── Vorliegender Textauszug ──

Darüber hinaus hätten die Oxforder Musikwissenschaftler empfohlen, dass musikalische Fähigkeiten wie das Klavierspielen oder die Leitung eines Orchesters nicht mehr obligatorisch sein sollten, da das Repertoire „strukturell die weiße europäische Musik in den Mittelpunkt stellt“, was „farbige Studenten in große Bedrängnis bringt“.

Fördert das Curriculum die weiße Vormachtstellung?

Die empfohlenen Änderungen am Curriculum des Musikstudiums sehen darüber hinaus eine „Einführung in soziokulturelle und historische Studien“ vor, um die neue Ausrichtung der Fakultät widerzuspiegeln. Auch wenn Hip-Hop und Jazz bereits gelehrt würden und man damit einen „nicht-eurozentrischen“ Blick auf die Musik werfe, fragten sich die Professoren, ob die „ Struktur unseres Curriculums“ nicht die „weiße Vormachtstellung fördert“.

───
── Datensätze ──

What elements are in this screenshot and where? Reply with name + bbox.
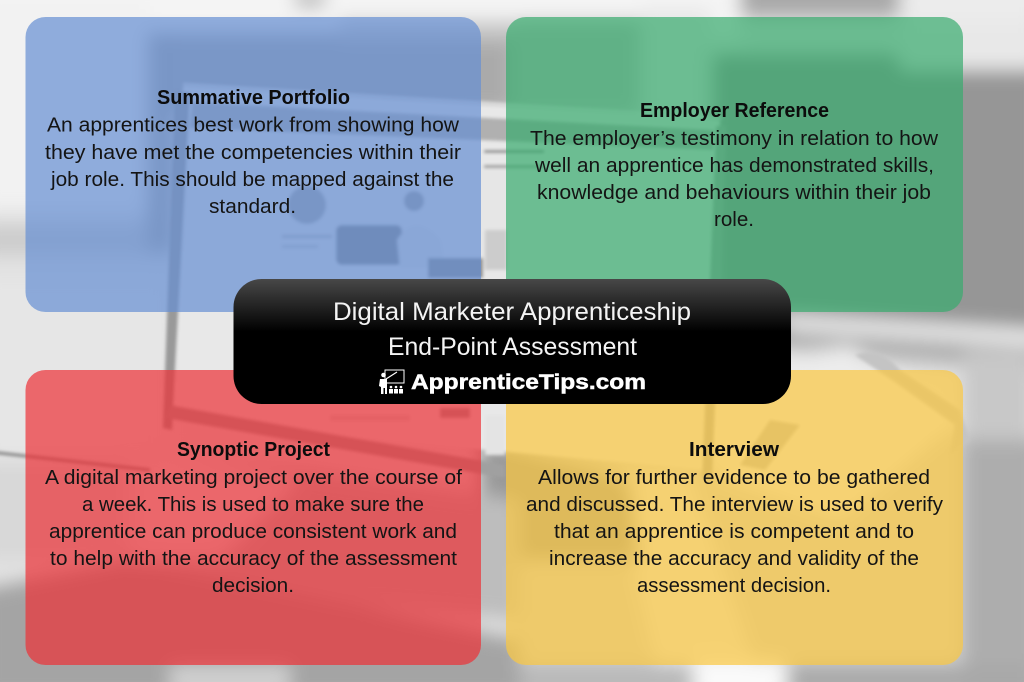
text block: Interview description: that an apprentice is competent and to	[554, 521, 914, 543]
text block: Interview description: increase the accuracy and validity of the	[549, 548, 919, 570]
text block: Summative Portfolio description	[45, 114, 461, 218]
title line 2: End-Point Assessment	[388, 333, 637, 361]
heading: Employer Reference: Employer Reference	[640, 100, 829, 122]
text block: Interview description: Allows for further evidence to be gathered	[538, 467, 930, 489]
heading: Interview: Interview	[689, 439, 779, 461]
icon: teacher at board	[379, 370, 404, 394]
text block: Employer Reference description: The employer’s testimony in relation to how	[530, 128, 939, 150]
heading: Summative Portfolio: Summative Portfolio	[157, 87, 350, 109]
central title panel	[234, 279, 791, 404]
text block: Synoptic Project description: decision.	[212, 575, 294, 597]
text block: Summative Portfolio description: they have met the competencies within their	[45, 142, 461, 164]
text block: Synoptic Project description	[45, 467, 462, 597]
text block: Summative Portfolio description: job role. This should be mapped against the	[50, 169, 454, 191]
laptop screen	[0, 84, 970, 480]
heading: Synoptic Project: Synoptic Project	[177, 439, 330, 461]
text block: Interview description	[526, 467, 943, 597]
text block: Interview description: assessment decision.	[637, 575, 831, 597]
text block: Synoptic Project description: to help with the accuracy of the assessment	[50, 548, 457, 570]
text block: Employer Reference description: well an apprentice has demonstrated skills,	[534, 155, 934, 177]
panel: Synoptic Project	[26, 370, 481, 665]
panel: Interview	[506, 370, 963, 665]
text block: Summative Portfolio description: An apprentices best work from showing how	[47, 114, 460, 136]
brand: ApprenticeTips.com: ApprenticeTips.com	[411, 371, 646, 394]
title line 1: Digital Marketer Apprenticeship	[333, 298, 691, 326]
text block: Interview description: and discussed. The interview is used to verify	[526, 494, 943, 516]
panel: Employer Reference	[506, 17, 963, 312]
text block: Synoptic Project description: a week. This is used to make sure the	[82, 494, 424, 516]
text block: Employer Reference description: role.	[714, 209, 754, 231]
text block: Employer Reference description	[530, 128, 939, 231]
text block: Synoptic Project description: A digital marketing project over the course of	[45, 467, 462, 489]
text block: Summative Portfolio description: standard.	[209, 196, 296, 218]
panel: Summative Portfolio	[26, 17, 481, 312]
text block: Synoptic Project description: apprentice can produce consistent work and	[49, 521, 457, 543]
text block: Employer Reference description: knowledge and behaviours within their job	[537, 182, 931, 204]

───

Aufgaben und Übungen:
A) Fassen Sie den Textauszug in zwei Sätzen zusammen.
B) Übertragen Sie aus dem Textauszug wortgetreu den Abschnitt von „Darüber hinaus hätten“ bis „die weiße Vormachtstellung?“.
C) Welche Musikrichtungen werden laut dem Textauszug bereits gelehrt?

Lösungen:
A) Laut dem Textauszug hätten Oxforder Musikwissenschaftler empfohlen, musikalische Fähigkeiten wie das Klavierspielen oder die Leitung eines Orchesters nicht mehr obligatorisch zu machen, weil das Repertoire strukturell die weiße europäische Musik in den Mittelpunkt stelle und farbige Studenten in große Bedrängnis bringe. Die empfohlenen Änderungen am Curriculum sehen außerdem eine Einführung in soziokulturelle und historische Studien vor, und obwohl Hip-Hop und Jazz bereits gelehrt würden, fragten sich die Professoren, ob die Struktur des Curriculums die weiße Vormachtstellung fördere.

B)
Darüber hinaus hätten die Oxforder Musikwissenschaftler empfohlen, dass musikalische Fähigkeiten wie das Klavierspielen oder die Leitung eines Orchesters nicht mehr obligatorisch sein sollten, da das Repertoire „strukturell die weiße europäische Musik in den Mittelpunkt stellt“, was „farbige Studenten in große Bedrängnis bringt“.

Fördert das Curriculum die weiße Vormachtstellung?

C) Hip-Hop und Jazz.